• _Problem description_: Return all of the data exactly as given.

--- Start Material for this task ---

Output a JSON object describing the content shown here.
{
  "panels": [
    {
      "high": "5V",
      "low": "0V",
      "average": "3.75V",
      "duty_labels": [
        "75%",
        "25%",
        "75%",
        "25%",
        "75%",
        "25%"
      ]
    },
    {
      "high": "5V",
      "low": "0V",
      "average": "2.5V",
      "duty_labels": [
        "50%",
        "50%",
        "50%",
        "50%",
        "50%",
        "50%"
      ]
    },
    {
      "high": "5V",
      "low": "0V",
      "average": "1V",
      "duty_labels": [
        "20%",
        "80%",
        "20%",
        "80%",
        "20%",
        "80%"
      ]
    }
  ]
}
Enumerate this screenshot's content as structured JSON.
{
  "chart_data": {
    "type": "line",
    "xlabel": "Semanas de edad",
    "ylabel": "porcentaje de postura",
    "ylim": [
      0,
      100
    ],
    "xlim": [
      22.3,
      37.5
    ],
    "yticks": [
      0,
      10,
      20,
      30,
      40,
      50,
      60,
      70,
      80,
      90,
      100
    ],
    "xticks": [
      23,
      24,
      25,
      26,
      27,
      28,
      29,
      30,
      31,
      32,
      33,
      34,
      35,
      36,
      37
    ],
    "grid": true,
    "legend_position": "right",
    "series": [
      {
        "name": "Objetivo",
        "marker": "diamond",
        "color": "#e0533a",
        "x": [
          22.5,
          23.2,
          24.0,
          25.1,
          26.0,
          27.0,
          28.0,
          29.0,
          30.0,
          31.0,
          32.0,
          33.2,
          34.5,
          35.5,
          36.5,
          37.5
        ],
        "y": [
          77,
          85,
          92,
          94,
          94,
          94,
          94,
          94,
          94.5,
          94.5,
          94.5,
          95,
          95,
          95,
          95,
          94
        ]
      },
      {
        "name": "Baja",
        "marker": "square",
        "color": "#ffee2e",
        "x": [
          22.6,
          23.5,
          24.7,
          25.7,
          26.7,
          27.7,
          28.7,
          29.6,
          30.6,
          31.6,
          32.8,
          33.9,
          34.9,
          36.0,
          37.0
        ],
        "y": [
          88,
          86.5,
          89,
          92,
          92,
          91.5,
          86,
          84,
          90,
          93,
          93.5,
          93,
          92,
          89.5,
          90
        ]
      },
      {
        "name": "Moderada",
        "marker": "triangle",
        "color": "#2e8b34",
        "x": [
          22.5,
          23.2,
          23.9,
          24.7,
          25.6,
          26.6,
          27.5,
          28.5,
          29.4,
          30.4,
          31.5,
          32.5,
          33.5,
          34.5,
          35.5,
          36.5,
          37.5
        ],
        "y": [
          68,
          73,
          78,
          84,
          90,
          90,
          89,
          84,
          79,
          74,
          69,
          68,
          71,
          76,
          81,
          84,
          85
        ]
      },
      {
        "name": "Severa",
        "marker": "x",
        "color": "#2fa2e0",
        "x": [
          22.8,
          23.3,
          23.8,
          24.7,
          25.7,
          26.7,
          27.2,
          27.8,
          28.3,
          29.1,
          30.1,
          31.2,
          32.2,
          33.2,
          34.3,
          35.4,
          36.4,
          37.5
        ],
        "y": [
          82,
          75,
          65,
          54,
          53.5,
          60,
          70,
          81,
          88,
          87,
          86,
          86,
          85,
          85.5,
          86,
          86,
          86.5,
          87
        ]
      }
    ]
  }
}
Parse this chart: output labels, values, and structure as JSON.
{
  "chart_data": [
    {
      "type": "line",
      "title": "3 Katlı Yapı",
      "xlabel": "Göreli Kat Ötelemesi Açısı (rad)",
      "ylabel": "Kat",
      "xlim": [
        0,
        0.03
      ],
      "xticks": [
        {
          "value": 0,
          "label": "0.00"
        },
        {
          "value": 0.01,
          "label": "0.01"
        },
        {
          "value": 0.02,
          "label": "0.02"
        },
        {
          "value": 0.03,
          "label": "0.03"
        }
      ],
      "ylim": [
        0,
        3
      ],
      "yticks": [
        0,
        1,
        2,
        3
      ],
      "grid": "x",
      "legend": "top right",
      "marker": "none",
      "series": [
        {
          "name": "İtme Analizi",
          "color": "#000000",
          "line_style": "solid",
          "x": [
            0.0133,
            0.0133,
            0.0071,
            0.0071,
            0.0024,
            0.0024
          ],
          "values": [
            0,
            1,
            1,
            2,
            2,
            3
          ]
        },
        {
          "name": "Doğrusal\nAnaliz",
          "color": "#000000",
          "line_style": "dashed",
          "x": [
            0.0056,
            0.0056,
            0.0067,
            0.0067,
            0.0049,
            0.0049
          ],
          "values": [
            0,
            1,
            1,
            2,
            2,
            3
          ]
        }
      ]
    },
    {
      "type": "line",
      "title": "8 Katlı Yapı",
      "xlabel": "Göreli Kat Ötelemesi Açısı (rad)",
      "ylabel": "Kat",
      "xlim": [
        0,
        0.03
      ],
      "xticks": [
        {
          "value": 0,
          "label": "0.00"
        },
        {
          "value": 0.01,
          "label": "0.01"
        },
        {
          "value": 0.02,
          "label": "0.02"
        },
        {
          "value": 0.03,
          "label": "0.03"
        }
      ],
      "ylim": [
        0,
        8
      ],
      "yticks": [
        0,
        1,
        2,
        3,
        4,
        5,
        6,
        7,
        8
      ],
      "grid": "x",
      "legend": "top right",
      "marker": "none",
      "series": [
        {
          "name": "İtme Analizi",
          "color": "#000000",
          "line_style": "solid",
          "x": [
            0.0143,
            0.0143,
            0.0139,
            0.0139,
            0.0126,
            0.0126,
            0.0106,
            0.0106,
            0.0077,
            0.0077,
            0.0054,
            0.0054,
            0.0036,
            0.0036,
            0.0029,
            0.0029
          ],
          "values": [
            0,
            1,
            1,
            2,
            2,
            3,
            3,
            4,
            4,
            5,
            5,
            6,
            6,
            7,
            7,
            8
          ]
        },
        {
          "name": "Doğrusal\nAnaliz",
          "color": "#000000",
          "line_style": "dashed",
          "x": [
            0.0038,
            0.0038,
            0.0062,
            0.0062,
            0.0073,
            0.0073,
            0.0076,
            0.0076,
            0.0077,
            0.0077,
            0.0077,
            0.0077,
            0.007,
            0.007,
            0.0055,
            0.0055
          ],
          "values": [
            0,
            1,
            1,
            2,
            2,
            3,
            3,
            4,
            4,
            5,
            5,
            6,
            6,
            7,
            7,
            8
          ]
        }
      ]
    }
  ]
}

--- End Material for this task ---

• _Answer to the task_:
Output a JSON object describing the content shown here.
{
  "panels": [
    {
      "high": "5V",
      "low": "0V",
      "average": "3.75V",
      "duty_labels": [
        "75%",
        "25%",
        "75%",
        "25%",
        "75%",
        "25%"
      ]
    },
    {
      "high": "5V",
      "low": "0V",
      "average": "2.5V",
      "duty_labels": [
        "50%",
        "50%",
        "50%",
        "50%",
        "50%",
        "50%"
      ]
    },
    {
      "high": "5V",
      "low": "0V",
      "average": "1V",
      "duty_labels": [
        "20%",
        "80%",
        "20%",
        "80%",
        "20%",
        "80%"
      ]
    }
  ]
}
Enumerate this screenshot's content as structured JSON.
{
  "chart_data": {
    "type": "line",
    "xlabel": "Semanas de edad",
    "ylabel": "porcentaje de postura",
    "ylim": [
      0,
      100
    ],
    "xlim": [
      22.3,
      37.5
    ],
    "yticks": [
      0,
      10,
      20,
      30,
      40,
      50,
      60,
      70,
      80,
      90,
      100
    ],
    "xticks": [
      23,
      24,
      25,
      26,
      27,
      28,
      29,
      30,
      31,
      32,
      33,
      34,
      35,
      36,
      37
    ],
    "grid": true,
    "legend_position": "right",
    "series": [
      {
        "name": "Objetivo",
        "marker": "diamond",
        "color": "#e0533a",
        "x": [
          22.5,
          23.2,
          24.0,
          25.1,
          26.0,
          27.0,
          28.0,
          29.0,
          30.0,
          31.0,
          32.0,
          33.2,
          34.5,
          35.5,
          36.5,
          37.5
        ],
        "y": [
          77,
          85,
          92,
          94,
          94,
          94,
          94,
          94,
          94.5,
          94.5,
          94.5,
          95,
          95,
          95,
          95,
          94
        ]
      },
      {
        "name": "Baja",
        "marker": "square",
        "color": "#ffee2e",
        "x": [
          22.6,
          23.5,
          24.7,
          25.7,
          26.7,
          27.7,
          28.7,
          29.6,
          30.6,
          31.6,
          32.8,
          33.9,
          34.9,
          36.0,
          37.0
        ],
        "y": [
          88,
          86.5,
          89,
          92,
          92,
          91.5,
          86,
          84,
          90,
          93,
          93.5,
          93,
          92,
          89.5,
          90
        ]
      },
      {
        "name": "Moderada",
        "marker": "triangle",
        "color": "#2e8b34",
        "x": [
          22.5,
          23.2,
          23.9,
          24.7,
          25.6,
          26.6,
          27.5,
          28.5,
          29.4,
          30.4,
          31.5,
          32.5,
          33.5,
          34.5,
          35.5,
          36.5,
          37.5
        ],
        "y": [
          68,
          73,
          78,
          84,
          90,
          90,
          89,
          84,
          79,
          74,
          69,
          68,
          71,
          76,
          81,
          84,
          85
        ]
      },
      {
        "name": "Severa",
        "marker": "x",
        "color": "#2fa2e0",
        "x": [
          22.8,
          23.3,
          23.8,
          24.7,
          25.7,
          26.7,
          27.2,
          27.8,
          28.3,
          29.1,
          30.1,
          31.2,
          32.2,
          33.2,
          34.3,
          35.4,
          36.4,
          37.5
        ],
        "y": [
          82,
          75,
          65,
          54,
          53.5,
          60,
          70,
          81,
          88,
          87,
          86,
          86,
          85,
          85.5,
          86,
          86,
          86.5,
          87
        ]
      }
    ]
  }
}
Parse this chart: output labels, values, and structure as JSON.
{
  "chart_data": [
    {
      "type": "line",
      "title": "3 Katlı Yapı",
      "xlabel": "Göreli Kat Ötelemesi Açısı (rad)",
      "ylabel": "Kat",
      "xlim": [
        0,
        0.03
      ],
      "xticks": [
        {
          "value": 0,
          "label": "0.00"
        },
        {
          "value": 0.01,
          "label": "0.01"
        },
        {
          "value": 0.02,
          "label": "0.02"
        },
        {
          "value": 0.03,
          "label": "0.03"
        }
      ],
      "ylim": [
        0,
        3
      ],
      "yticks": [
        0,
        1,
        2,
        3
      ],
      "grid": "x",
      "legend": "top right",
      "marker": "none",
      "series": [
        {
          "name": "İtme Analizi",
          "color": "#000000",
          "line_style": "solid",
          "x": [
            0.0133,
            0.0133,
            0.0071,
            0.0071,
            0.0024,
            0.0024
          ],
          "values": [
            0,
            1,
            1,
            2,
            2,
            3
          ]
        },
        {
          "name": "Doğrusal\nAnaliz",
          "color": "#000000",
          "line_style": "dashed",
          "x": [
            0.0056,
            0.0056,
            0.0067,
            0.0067,
            0.0049,
            0.0049
          ],
          "values": [
            0,
            1,
            1,
            2,
            2,
            3
          ]
        }
      ]
    },
    {
      "type": "line",
      "title": "8 Katlı Yapı",
      "xlabel": "Göreli Kat Ötelemesi Açısı (rad)",
      "ylabel": "Kat",
      "xlim": [
        0,
        0.03
      ],
      "xticks": [
        {
          "value": 0,
          "label": "0.00"
        },
        {
          "value": 0.01,
          "label": "0.01"
        },
        {
          "value": 0.02,
          "label": "0.02"
        },
        {
          "value": 0.03,
          "label": "0.03"
        }
      ],
      "ylim": [
        0,
        8
      ],
      "yticks": [
        0,
        1,
        2,
        3,
        4,
        5,
        6,
        7,
        8
      ],
      "grid": "x",
      "legend": "top right",
      "marker": "none",
      "series": [
        {
          "name": "İtme Analizi",
          "color": "#000000",
          "line_style": "solid",
          "x": [
            0.0143,
            0.0143,
            0.0139,
            0.0139,
            0.0126,
            0.0126,
            0.0106,
            0.0106,
            0.0077,
            0.0077,
            0.0054,
            0.0054,
            0.0036,
            0.0036,
            0.0029,
            0.0029
          ],
          "values": [
            0,
            1,
            1,
            2,
            2,
            3,
            3,
            4,
            4,
            5,
            5,
            6,
            6,
            7,
            7,
            8
          ]
        },
        {
          "name": "Doğrusal\nAnaliz",
          "color": "#000000",
          "line_style": "dashed",
          "x": [
            0.0038,
            0.0038,
            0.0062,
            0.0062,
            0.0073,
            0.0073,
            0.0076,
            0.0076,
            0.0077,
            0.0077,
            0.0077,
            0.0077,
            0.007,
            0.007,
            0.0055,
            0.0055
          ],
          "values": [
            0,
            1,
            1,
            2,
            2,
            3,
            3,
            4,
            4,
            5,
            5,
            6,
            6,
            7,
            7,
            8
          ]
        }
      ]
    }
  ]
}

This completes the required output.